**OBJECTIVE**
Produce an exact transcription of the listing below, omitting the pictures.

**AVAILABLE DATA**
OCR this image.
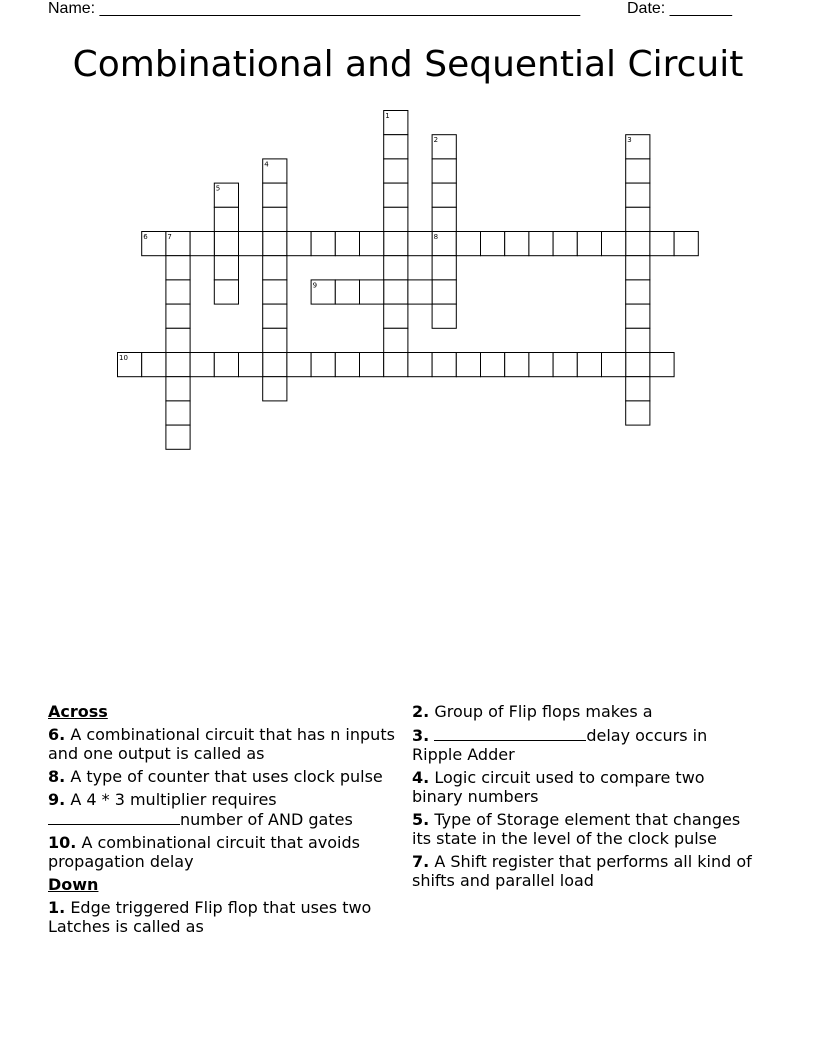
Name: ______________________________________________________	Date: _______
Combinational and Sequential Circuit
1
2	3
4
5
6	7	8
9
10
Across
6. A combinational circuit that has n inputs and one output is called as
8. A type of counter that uses clock pulse
9. A 4 * 3 multiplier requires
number of AND gates
10. A combinational circuit that avoids propagation delay
Down
1. Edge triggered Flip flop that uses two Latches is called as
2. Group of Flip flops makes a
3.	delay occurs in Ripple Adder
4. Logic circuit used to compare two binary numbers
5. Type of Storage element that changes its state in the level of the clock pulse
7. A Shift register that performs all kind of shifts and parallel load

**OUTPUT FOR THIS TASK**
OCR this image.
Name: ______________________________________________________	Date: _______
Combinational and Sequential Circuit
1
2	3
4
5
6	7	8
9
10
Across
6. A combinational circuit that has n inputs and one output is called as
8. A type of counter that uses clock pulse
9. A 4 * 3 multiplier requires
number of AND gates
10. A combinational circuit that avoids propagation delay
Down
1. Edge triggered Flip flop that uses two Latches is called as
2. Group of Flip flops makes a
3.	delay occurs in Ripple Adder
4. Logic circuit used to compare two binary numbers
5. Type of Storage element that changes its state in the level of the clock pulse
7. A Shift register that performs all kind of shifts and parallel load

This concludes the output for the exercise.